### [PROMPT]
Transcribe the material below exactly as it appears.
════
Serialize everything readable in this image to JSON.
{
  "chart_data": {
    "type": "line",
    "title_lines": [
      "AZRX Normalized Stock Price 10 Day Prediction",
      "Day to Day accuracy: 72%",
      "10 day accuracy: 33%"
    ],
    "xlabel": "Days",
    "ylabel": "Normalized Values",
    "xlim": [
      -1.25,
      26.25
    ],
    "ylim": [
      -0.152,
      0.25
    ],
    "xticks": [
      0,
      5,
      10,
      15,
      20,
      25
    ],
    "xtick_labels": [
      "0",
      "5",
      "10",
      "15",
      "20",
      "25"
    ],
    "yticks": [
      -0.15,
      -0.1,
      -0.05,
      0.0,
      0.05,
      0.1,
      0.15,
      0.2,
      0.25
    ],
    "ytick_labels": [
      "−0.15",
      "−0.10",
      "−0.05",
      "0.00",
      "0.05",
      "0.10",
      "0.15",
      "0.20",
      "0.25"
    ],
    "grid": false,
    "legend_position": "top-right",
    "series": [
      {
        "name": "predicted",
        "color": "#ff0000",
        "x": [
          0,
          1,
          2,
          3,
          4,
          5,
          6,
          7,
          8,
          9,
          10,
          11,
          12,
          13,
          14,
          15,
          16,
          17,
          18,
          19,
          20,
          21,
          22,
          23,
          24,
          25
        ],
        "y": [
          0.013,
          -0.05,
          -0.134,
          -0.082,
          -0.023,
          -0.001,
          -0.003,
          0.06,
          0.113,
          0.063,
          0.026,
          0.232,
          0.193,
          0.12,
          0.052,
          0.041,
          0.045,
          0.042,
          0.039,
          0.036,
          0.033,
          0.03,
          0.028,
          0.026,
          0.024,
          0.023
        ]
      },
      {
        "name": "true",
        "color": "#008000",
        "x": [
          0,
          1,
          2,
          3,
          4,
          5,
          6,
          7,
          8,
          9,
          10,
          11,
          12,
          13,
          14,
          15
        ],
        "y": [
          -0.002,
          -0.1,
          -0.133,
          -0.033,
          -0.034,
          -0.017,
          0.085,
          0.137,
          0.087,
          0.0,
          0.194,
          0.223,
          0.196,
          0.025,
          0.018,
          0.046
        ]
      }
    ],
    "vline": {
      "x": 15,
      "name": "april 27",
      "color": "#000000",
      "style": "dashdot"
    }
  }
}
════
### [SOLUTION FOR THIS EXERCISE]
Serialize everything readable in this image to JSON.
{
  "chart_data": {
    "type": "line",
    "title_lines": [
      "AZRX Normalized Stock Price 10 Day Prediction",
      "Day to Day accuracy: 72%",
      "10 day accuracy: 33%"
    ],
    "xlabel": "Days",
    "ylabel": "Normalized Values",
    "xlim": [
      -1.25,
      26.25
    ],
    "ylim": [
      -0.152,
      0.25
    ],
    "xticks": [
      0,
      5,
      10,
      15,
      20,
      25
    ],
    "xtick_labels": [
      "0",
      "5",
      "10",
      "15",
      "20",
      "25"
    ],
    "yticks": [
      -0.15,
      -0.1,
      -0.05,
      0.0,
      0.05,
      0.1,
      0.15,
      0.2,
      0.25
    ],
    "ytick_labels": [
      "−0.15",
      "−0.10",
      "−0.05",
      "0.00",
      "0.05",
      "0.10",
      "0.15",
      "0.20",
      "0.25"
    ],
    "grid": false,
    "legend_position": "top-right",
    "series": [
      {
        "name": "predicted",
        "color": "#ff0000",
        "x": [
          0,
          1,
          2,
          3,
          4,
          5,
          6,
          7,
          8,
          9,
          10,
          11,
          12,
          13,
          14,
          15,
          16,
          17,
          18,
          19,
          20,
          21,
          22,
          23,
          24,
          25
        ],
        "y": [
          0.013,
          -0.05,
          -0.134,
          -0.082,
          -0.023,
          -0.001,
          -0.003,
          0.06,
          0.113,
          0.063,
          0.026,
          0.232,
          0.193,
          0.12,
          0.052,
          0.041,
          0.045,
          0.042,
          0.039,
          0.036,
          0.033,
          0.03,
          0.028,
          0.026,
          0.024,
          0.023
        ]
      },
      {
        "name": "true",
        "color": "#008000",
        "x": [
          0,
          1,
          2,
          3,
          4,
          5,
          6,
          7,
          8,
          9,
          10,
          11,
          12,
          13,
          14,
          15
        ],
        "y": [
          -0.002,
          -0.1,
          -0.133,
          -0.033,
          -0.034,
          -0.017,
          0.085,
          0.137,
          0.087,
          0.0,
          0.194,
          0.223,
          0.196,
          0.025,
          0.018,
          0.046
        ]
      }
    ],
    "vline": {
      "x": 15,
      "name": "april 27",
      "color": "#000000",
      "style": "dashdot"
    }
  }
}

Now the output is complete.